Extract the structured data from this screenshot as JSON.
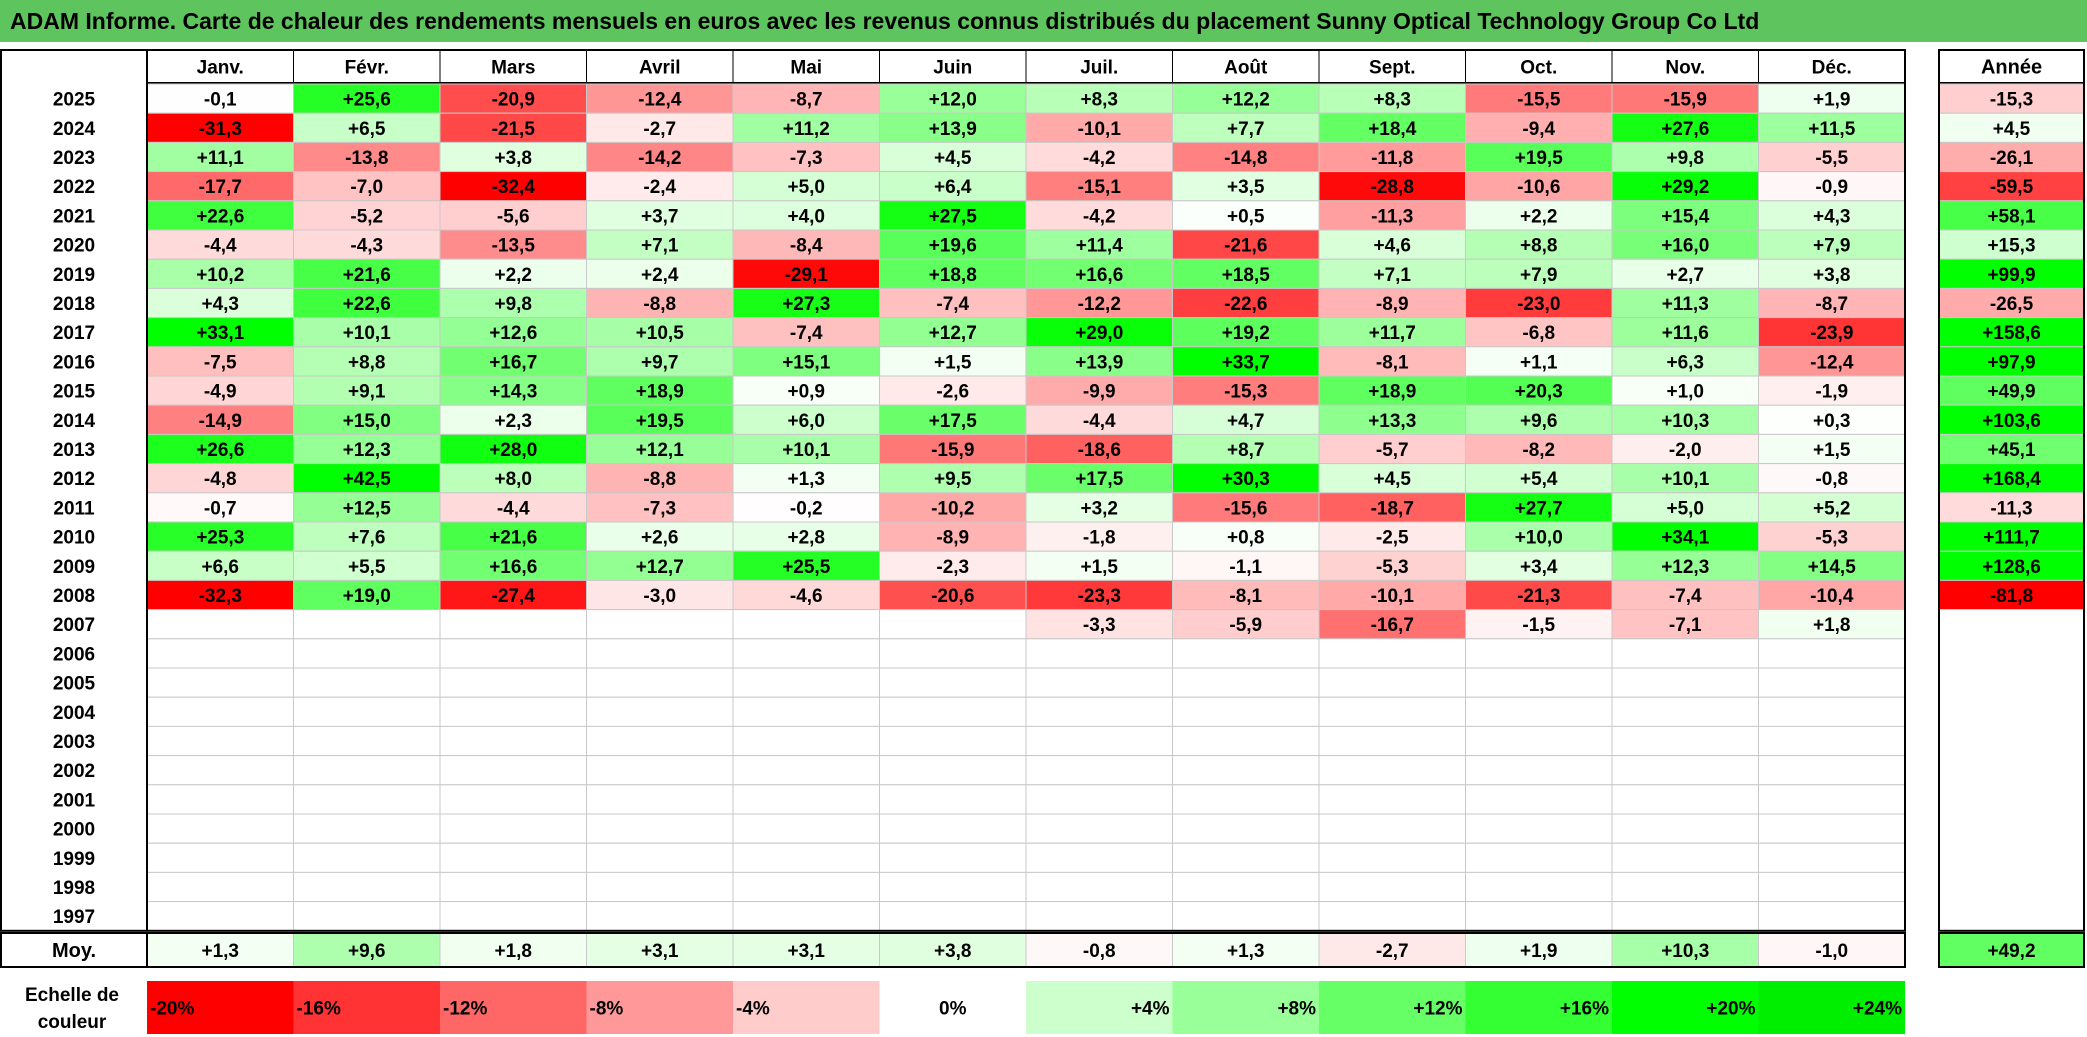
{
  "report_title": "ADAM Informe. Carte de chaleur des rendements mensuels en euros avec les revenus connus distribués du placement Sunny Optical Technology Group Co Ltd",
  "chart_data": {
    "type": "heatmap",
    "title": "ADAM Informe. Carte de chaleur des rendements mensuels en euros avec les revenus connus distribués du placement Sunny Optical Technology Group Co Ltd",
    "months": [
      "Janv.",
      "Févr.",
      "Mars",
      "Avril",
      "Mai",
      "Juin",
      "Juil.",
      "Août",
      "Sept.",
      "Oct.",
      "Nov.",
      "Déc."
    ],
    "year_header": "Année",
    "rows": [
      {
        "year": "2025",
        "values": [
          "-0,1",
          "+25,6",
          "-20,9",
          "-12,4",
          "-8,7",
          "+12,0",
          "+8,3",
          "+12,2",
          "+8,3",
          "-15,5",
          "-15,9",
          "+1,9"
        ],
        "annual": "-15,3"
      },
      {
        "year": "2024",
        "values": [
          "-31,3",
          "+6,5",
          "-21,5",
          "-2,7",
          "+11,2",
          "+13,9",
          "-10,1",
          "+7,7",
          "+18,4",
          "-9,4",
          "+27,6",
          "+11,5"
        ],
        "annual": "+4,5"
      },
      {
        "year": "2023",
        "values": [
          "+11,1",
          "-13,8",
          "+3,8",
          "-14,2",
          "-7,3",
          "+4,5",
          "-4,2",
          "-14,8",
          "-11,8",
          "+19,5",
          "+9,8",
          "-5,5"
        ],
        "annual": "-26,1"
      },
      {
        "year": "2022",
        "values": [
          "-17,7",
          "-7,0",
          "-32,4",
          "-2,4",
          "+5,0",
          "+6,4",
          "-15,1",
          "+3,5",
          "-28,8",
          "-10,6",
          "+29,2",
          "-0,9"
        ],
        "annual": "-59,5"
      },
      {
        "year": "2021",
        "values": [
          "+22,6",
          "-5,2",
          "-5,6",
          "+3,7",
          "+4,0",
          "+27,5",
          "-4,2",
          "+0,5",
          "-11,3",
          "+2,2",
          "+15,4",
          "+4,3"
        ],
        "annual": "+58,1"
      },
      {
        "year": "2020",
        "values": [
          "-4,4",
          "-4,3",
          "-13,5",
          "+7,1",
          "-8,4",
          "+19,6",
          "+11,4",
          "-21,6",
          "+4,6",
          "+8,8",
          "+16,0",
          "+7,9"
        ],
        "annual": "+15,3"
      },
      {
        "year": "2019",
        "values": [
          "+10,2",
          "+21,6",
          "+2,2",
          "+2,4",
          "-29,1",
          "+18,8",
          "+16,6",
          "+18,5",
          "+7,1",
          "+7,9",
          "+2,7",
          "+3,8"
        ],
        "annual": "+99,9"
      },
      {
        "year": "2018",
        "values": [
          "+4,3",
          "+22,6",
          "+9,8",
          "-8,8",
          "+27,3",
          "-7,4",
          "-12,2",
          "-22,6",
          "-8,9",
          "-23,0",
          "+11,3",
          "-8,7"
        ],
        "annual": "-26,5"
      },
      {
        "year": "2017",
        "values": [
          "+33,1",
          "+10,1",
          "+12,6",
          "+10,5",
          "-7,4",
          "+12,7",
          "+29,0",
          "+19,2",
          "+11,7",
          "-6,8",
          "+11,6",
          "-23,9"
        ],
        "annual": "+158,6"
      },
      {
        "year": "2016",
        "values": [
          "-7,5",
          "+8,8",
          "+16,7",
          "+9,7",
          "+15,1",
          "+1,5",
          "+13,9",
          "+33,7",
          "-8,1",
          "+1,1",
          "+6,3",
          "-12,4"
        ],
        "annual": "+97,9"
      },
      {
        "year": "2015",
        "values": [
          "-4,9",
          "+9,1",
          "+14,3",
          "+18,9",
          "+0,9",
          "-2,6",
          "-9,9",
          "-15,3",
          "+18,9",
          "+20,3",
          "+1,0",
          "-1,9"
        ],
        "annual": "+49,9"
      },
      {
        "year": "2014",
        "values": [
          "-14,9",
          "+15,0",
          "+2,3",
          "+19,5",
          "+6,0",
          "+17,5",
          "-4,4",
          "+4,7",
          "+13,3",
          "+9,6",
          "+10,3",
          "+0,3"
        ],
        "annual": "+103,6"
      },
      {
        "year": "2013",
        "values": [
          "+26,6",
          "+12,3",
          "+28,0",
          "+12,1",
          "+10,1",
          "-15,9",
          "-18,6",
          "+8,7",
          "-5,7",
          "-8,2",
          "-2,0",
          "+1,5"
        ],
        "annual": "+45,1"
      },
      {
        "year": "2012",
        "values": [
          "-4,8",
          "+42,5",
          "+8,0",
          "-8,8",
          "+1,3",
          "+9,5",
          "+17,5",
          "+30,3",
          "+4,5",
          "+5,4",
          "+10,1",
          "-0,8"
        ],
        "annual": "+168,4"
      },
      {
        "year": "2011",
        "values": [
          "-0,7",
          "+12,5",
          "-4,4",
          "-7,3",
          "-0,2",
          "-10,2",
          "+3,2",
          "-15,6",
          "-18,7",
          "+27,7",
          "+5,0",
          "+5,2"
        ],
        "annual": "-11,3"
      },
      {
        "year": "2010",
        "values": [
          "+25,3",
          "+7,6",
          "+21,6",
          "+2,6",
          "+2,8",
          "-8,9",
          "-1,8",
          "+0,8",
          "-2,5",
          "+10,0",
          "+34,1",
          "-5,3"
        ],
        "annual": "+111,7"
      },
      {
        "year": "2009",
        "values": [
          "+6,6",
          "+5,5",
          "+16,6",
          "+12,7",
          "+25,5",
          "-2,3",
          "+1,5",
          "-1,1",
          "-5,3",
          "+3,4",
          "+12,3",
          "+14,5"
        ],
        "annual": "+128,6"
      },
      {
        "year": "2008",
        "values": [
          "-32,3",
          "+19,0",
          "-27,4",
          "-3,0",
          "-4,6",
          "-20,6",
          "-23,3",
          "-8,1",
          "-10,1",
          "-21,3",
          "-7,4",
          "-10,4"
        ],
        "annual": "-81,8"
      },
      {
        "year": "2007",
        "values": [
          "",
          "",
          "",
          "",
          "",
          "",
          "-3,3",
          "-5,9",
          "-16,7",
          "-1,5",
          "-7,1",
          "+1,8"
        ],
        "annual": ""
      },
      {
        "year": "2006",
        "values": [
          "",
          "",
          "",
          "",
          "",
          "",
          "",
          "",
          "",
          "",
          "",
          ""
        ],
        "annual": ""
      },
      {
        "year": "2005",
        "values": [
          "",
          "",
          "",
          "",
          "",
          "",
          "",
          "",
          "",
          "",
          "",
          ""
        ],
        "annual": ""
      },
      {
        "year": "2004",
        "values": [
          "",
          "",
          "",
          "",
          "",
          "",
          "",
          "",
          "",
          "",
          "",
          ""
        ],
        "annual": ""
      },
      {
        "year": "2003",
        "values": [
          "",
          "",
          "",
          "",
          "",
          "",
          "",
          "",
          "",
          "",
          "",
          ""
        ],
        "annual": ""
      },
      {
        "year": "2002",
        "values": [
          "",
          "",
          "",
          "",
          "",
          "",
          "",
          "",
          "",
          "",
          "",
          ""
        ],
        "annual": ""
      },
      {
        "year": "2001",
        "values": [
          "",
          "",
          "",
          "",
          "",
          "",
          "",
          "",
          "",
          "",
          "",
          ""
        ],
        "annual": ""
      },
      {
        "year": "2000",
        "values": [
          "",
          "",
          "",
          "",
          "",
          "",
          "",
          "",
          "",
          "",
          "",
          ""
        ],
        "annual": ""
      },
      {
        "year": "1999",
        "values": [
          "",
          "",
          "",
          "",
          "",
          "",
          "",
          "",
          "",
          "",
          "",
          ""
        ],
        "annual": ""
      },
      {
        "year": "1998",
        "values": [
          "",
          "",
          "",
          "",
          "",
          "",
          "",
          "",
          "",
          "",
          "",
          ""
        ],
        "annual": ""
      },
      {
        "year": "1997",
        "values": [
          "",
          "",
          "",
          "",
          "",
          "",
          "",
          "",
          "",
          "",
          "",
          ""
        ],
        "annual": ""
      }
    ],
    "average": {
      "label": "Moy.",
      "values": [
        "+1,3",
        "+9,6",
        "+1,8",
        "+3,1",
        "+3,1",
        "+3,8",
        "-0,8",
        "+1,3",
        "-2,7",
        "+1,9",
        "+10,3",
        "-1,0"
      ],
      "annual": "+49,2"
    },
    "color_scale": {
      "label_line1": "Echelle de",
      "label_line2": "couleur",
      "steps": [
        {
          "label": "-20%",
          "color": "#ff0000"
        },
        {
          "label": "-16%",
          "color": "#ff3333"
        },
        {
          "label": "-12%",
          "color": "#ff6666"
        },
        {
          "label": "-8%",
          "color": "#ff9999"
        },
        {
          "label": "-4%",
          "color": "#ffcccc"
        },
        {
          "label": "0%",
          "color": "#ffffff"
        },
        {
          "label": "+4%",
          "color": "#ccffcc"
        },
        {
          "label": "+8%",
          "color": "#99ff99"
        },
        {
          "label": "+12%",
          "color": "#66ff66"
        },
        {
          "label": "+16%",
          "color": "#33ff33"
        },
        {
          "label": "+20%",
          "color": "#00ff00"
        },
        {
          "label": "+24%",
          "color": "#00ee00"
        }
      ]
    },
    "colors": {
      "title_background": "#5ec45e",
      "negative_max": "#ff0000",
      "positive_max": "#00ff00"
    }
  }
}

########################################

Exercise
Using the data above, say how many lines include "rendements". No other reply is needed.

Result of the exercise
2